Fin septembre, ce sont plus de 15 000 migrants majoritairement haïtiens qui sont regroupés sous un pont au Texas, fuyant le chaos politique, social et économique de leur pays. Pop-up fait le point sur la crise politique du pays caribéen.
Entre pauvreté et instabilité politique
Avec 60% de sa population sous le seuil de la pauvreté, Haïti, Etat caribéen sur l’île d’Hispaniola est reconnu comme le pays le plus pauvre d’Amérique Latine et l’un des plus pauvres au monde. 60% de la population, qu’est ce que ça représente?
Cela signifie que sur les 11,4 millions d’habitants recensés par la Banque Mondiale, environ 6,8 millions de citoyens vivent avec moins de 1,90 dollars par jour (1,6 euros). Soit très peu pour subvenir à leurs besoins et dépenses quotidiennes.
En comparaison, en France, le taux de pauvreté en 2018 était de 14,8% soit environ 9,3 millions d’habitants.
A la pauvreté, un des facteurs principaux de la crise actuelle, s’ajoute l’instabilité politique chronique de ce pays.
Retour en arrière : en 1804, Haïti, colonie française, devient la première république noire proclamée, à la suite d’une révolte d’esclaves. Cependant, depuis le 1 Janvier 1804, jour de la signature d’indépendance, ce pays est en proie à de nombreuses crises politiques successives : successions de dictateurs, de coups d’états, de mandats non terminés voire plus récemment d’assasinat. Exemple le plus récent : le 7 Juillet 2021, le président Jovenel Moïse, personnalité très controversée, est assassiné en pleine nuit dans sa chambre. Ce dernier s’était attiré les foudres de nombreux opposants en refusant de quitter son poste à la fin du mandat estimant qu’il lui restait un an. Pour explication: sa première élection ayant été annulée pour fraudes, il avait été réélu un an plus tard. Date qu’il a considérée comme le véritable commencement de son mandat.
Une île vulnérable aux aléas naturels
Haïti a été frappée par un séisme dévastateur le 12 Janvier 2010. De magnitude 7, il a marqué les esprits par le bilan trop important de victimes : 200 000 morts, 300 000 blessés et ce sont près de 1,5 millions d’habitants qui se retrouvent sans logement. Cet incident déclenche une réelle crise humanitaire dans un pays déjà fortement affaibli par la pauvreté et ses troubles politiques internes.
Face à la destruction de leur pays et particulièrement de la région de Port-au-Prince, de nombreux habitants tentent de fuir vers d’autres états d’Amérique Latine et Centrale comme le Guatemala, le Honduras, le Chili ou encore le Mexique.
Par ailleurs, le 14 Août dernier, un séisme de magnitude 4 a été enregistré à Port- au-prince causant la mort de 2189 personnes et plus de 2000 blessées.

__________

Ce qui est demandé:
1 – D'après l'article sur Haïti, combien de migrants se trouvaient regroupés sous un pont au Texas fin septembre ?
2 – En vous appuyant sur l'article sur Haïti, expliquez pourquoi Jovenel Moïse a refusé de quitter son poste à la fin de son mandat.
3 – Recopiez le passage de l'article sur Haïti qui va de « Cela signifie que » à « 9,3 millions d’habitants. », ces deux extraits compris.

__________

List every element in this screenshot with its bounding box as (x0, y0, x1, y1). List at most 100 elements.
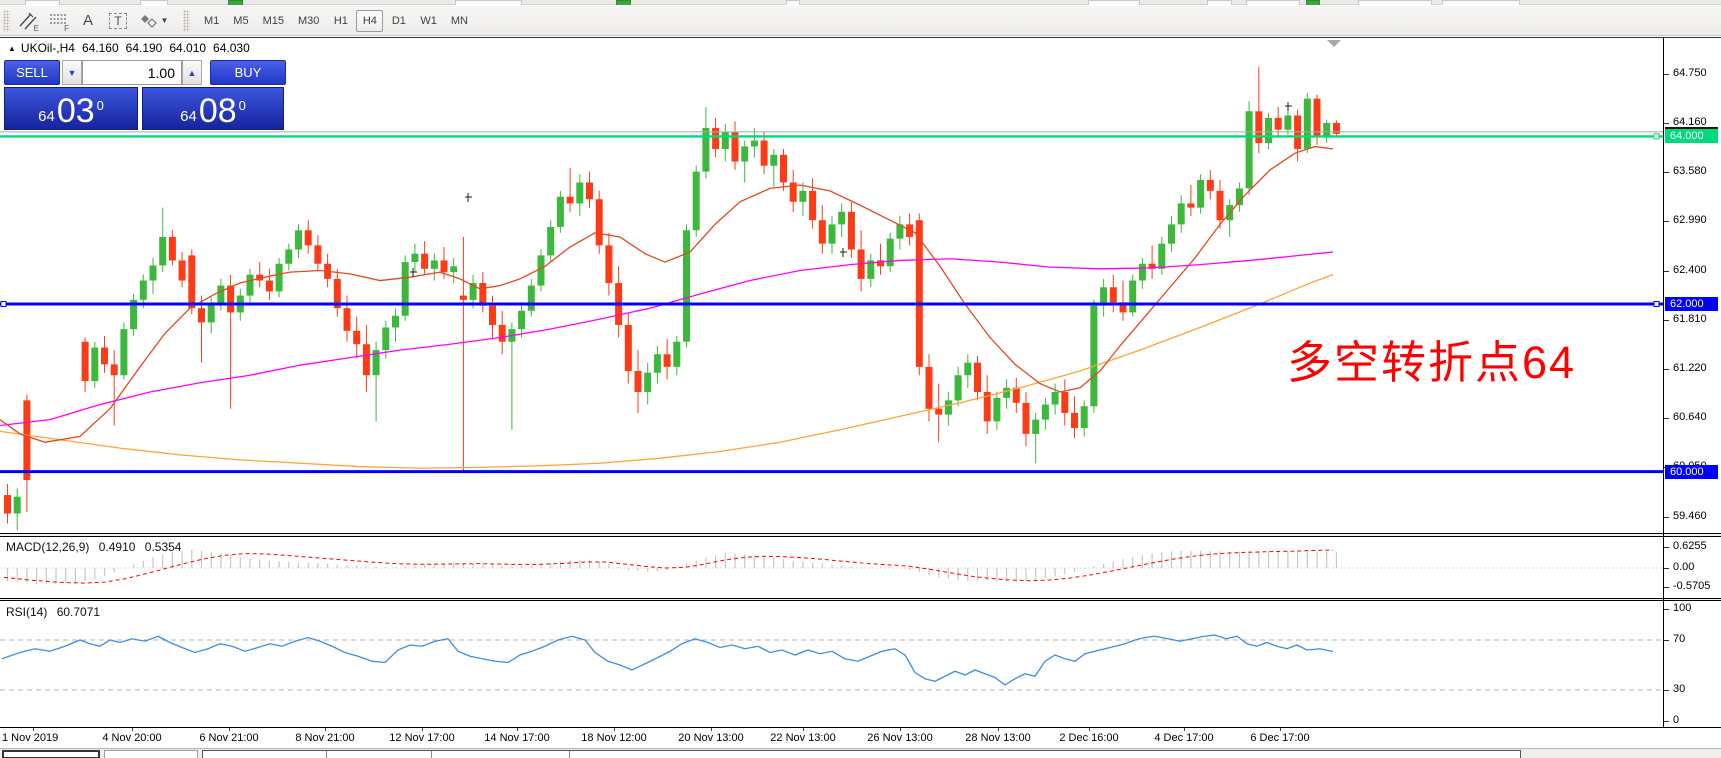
price-tick-label: 64.160 (1673, 116, 1707, 128)
ohlc-low: 64.010 (169, 41, 207, 55)
date-tick (803, 728, 804, 731)
toolbar-grip-2[interactable] (183, 9, 190, 32)
volume-increase-button[interactable]: ▲ (182, 60, 202, 85)
arrows-tool-icon[interactable]: ▼ (135, 9, 173, 33)
clipped-toolbar-row (0, 0, 1721, 5)
rsi-tick-label: 0 (1673, 714, 1680, 726)
drawing-and-timeframe-toolbar: E F A T ▼ M1 M5 M15 M30 H1 H4 D1 W1 MN (0, 6, 1721, 36)
buy-price-big-digits: 08 (198, 92, 237, 130)
buy-price-pip: 0 (238, 98, 246, 113)
clipped-button (1358, 0, 1432, 5)
symbol-timeframe-label: UKOil-,H4 (20, 41, 75, 55)
object-markers (410, 102, 1292, 277)
price-tick (1664, 73, 1669, 75)
chart-shift-marker-icon (1327, 40, 1341, 47)
rsi-tick (1664, 640, 1669, 641)
date-label: 6 Nov 21:00 (199, 732, 259, 744)
window-tab-active[interactable] (2, 750, 100, 758)
shapes-glyph (140, 14, 157, 28)
macd-tick (1664, 587, 1669, 589)
rsi-panel-canvas[interactable] (0, 601, 1663, 727)
clipped-button-green (1306, 0, 1320, 5)
macd-histogram (6, 549, 1338, 585)
date-axis[interactable]: 1 Nov 2019 4 Nov 20:00 6 Nov 21:00 8 Nov 21… (0, 728, 1721, 748)
macd-tick-label: 0.6255 (1673, 540, 1707, 552)
timeframe-button-w1[interactable]: W1 (420, 14, 437, 27)
rsi-tick (1664, 609, 1669, 610)
macd-signal-line (3, 549, 1334, 584)
buy-price-display[interactable]: 64 08 0 (142, 87, 284, 130)
date-label: 2 Dec 16:00 (1059, 732, 1119, 744)
price-tick-label: 59.460 (1673, 509, 1707, 522)
panel-separator-1[interactable] (0, 533, 1721, 537)
text-tool-icon[interactable]: A (82, 12, 93, 29)
date-label: 18 Nov 12:00 (581, 732, 647, 744)
text-label-tool-icon[interactable]: T (105, 9, 131, 33)
date-label: 14 Nov 17:00 (484, 732, 550, 744)
horizontal-scrollbar[interactable] (202, 750, 1521, 758)
rsi-tick-label: 100 (1673, 602, 1692, 614)
timeframe-button-h1[interactable]: H1 (333, 14, 348, 27)
window-tab[interactable] (104, 750, 198, 758)
volume-decrease-button[interactable]: ▼ (62, 60, 82, 85)
fibo-glyph (50, 13, 66, 24)
price-tick-label: 62.990 (1673, 214, 1707, 226)
toolbar-grip[interactable] (3, 9, 10, 32)
dropdown-caret-icon: ▼ (160, 16, 169, 25)
timeframe-button-m5[interactable]: M5 (233, 14, 249, 27)
price-level-label-60.000: 60.000 (1665, 464, 1718, 479)
macd-tick-label: -0.5705 (1673, 580, 1711, 593)
date-label: 4 Dec 17:00 (1154, 732, 1214, 744)
price-chart-canvas[interactable] (0, 38, 1663, 533)
sell-price-display[interactable]: 64 03 0 (4, 87, 138, 130)
date-label: 12 Nov 17:00 (389, 732, 455, 744)
timeframe-button-h4[interactable]: H4 (356, 9, 384, 32)
timeframe-button-mn[interactable]: MN (450, 14, 468, 27)
ohlc-high: 64.190 (125, 41, 163, 55)
volume-input[interactable] (82, 60, 182, 85)
scrollbar-tick (431, 751, 432, 758)
timeframe-button-d1[interactable]: D1 (391, 14, 406, 27)
price-tick-label: 62.400 (1673, 263, 1707, 276)
clipped-button-green (228, 0, 243, 5)
fibonacci-retracement-icon[interactable]: F (45, 9, 71, 33)
price-tick (1664, 516, 1669, 518)
timeframe-button-m1[interactable]: M1 (204, 14, 220, 27)
ma-red-line (0, 145, 1334, 443)
timeframe-button-m30[interactable]: M30 (297, 14, 320, 27)
rsi-tick (1664, 690, 1669, 691)
chart-annotation-text: 多空转折点64 (1287, 337, 1577, 388)
date-tick (1184, 728, 1185, 731)
date-label: 26 Nov 13:00 (867, 732, 933, 744)
line-handle (0, 301, 7, 307)
scrollbar-tick (569, 751, 570, 758)
one-click-panel-toggle-icon[interactable]: ▲ (8, 43, 16, 53)
price-tick (1664, 171, 1669, 173)
ma-magenta-line (0, 251, 1334, 427)
macd-panel-canvas[interactable] (0, 537, 1663, 598)
price-level-label-62.000: 62.000 (1665, 297, 1718, 311)
ohlc-close: 64.030 (213, 41, 250, 55)
buy-button[interactable]: BUY (210, 60, 286, 85)
rsi-tick-label: 70 (1673, 633, 1686, 645)
price-tick (1664, 270, 1669, 272)
clipped-button (1088, 0, 1140, 5)
equidistant-channel-icon[interactable]: E (15, 9, 41, 33)
macd-tick (1664, 547, 1669, 548)
timeframe-button-m15[interactable]: M15 (262, 14, 284, 27)
price-tick (1664, 418, 1669, 419)
macd-signal-value: 0.5354 (144, 540, 182, 554)
date-tick (1280, 728, 1281, 731)
price-tick (1664, 319, 1669, 321)
clipped-button (455, 0, 522, 5)
price-tick-label: 64.750 (1673, 66, 1707, 79)
macd-tick-label: 0.00 (1673, 561, 1695, 573)
price-axis[interactable]: 64.750 64.160 63.580 62.990 62.400 61.810 61.2… (1663, 37, 1721, 728)
window-bottom-strip (0, 748, 1721, 758)
line-handle (1653, 133, 1660, 140)
timeframe-button-group: M1 M5 M15 M30 H1 H4 D1 W1 MN (197, 9, 475, 32)
channel-glyph (19, 12, 37, 29)
panel-separator-2[interactable] (0, 598, 1721, 601)
sell-button[interactable]: SELL (4, 60, 60, 85)
date-tick (422, 728, 423, 731)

__________

Corrigés détaillés:
1 – Plus de 15 000 migrants, en majorité haïtiens.

2 – Il estimait qu'il lui restait encore un an. Sa première élection avait été annulée pour fraudes et il avait été réélu un an plus tard. Il considérait cette date comme le vrai début de son mandat.

3 –
Cela signifie que sur les 11,4 millions d’habitants recensés par la Banque Mondiale, environ 6,8 millions de citoyens vivent avec moins de 1,90 dollars par jour (1,6 euros). Soit très peu pour subvenir à leurs besoins et dépenses quotidiennes.
En comparaison, en France, le taux de pauvreté en 2018 était de 14,8% soit environ 9,3 millions d’habitants.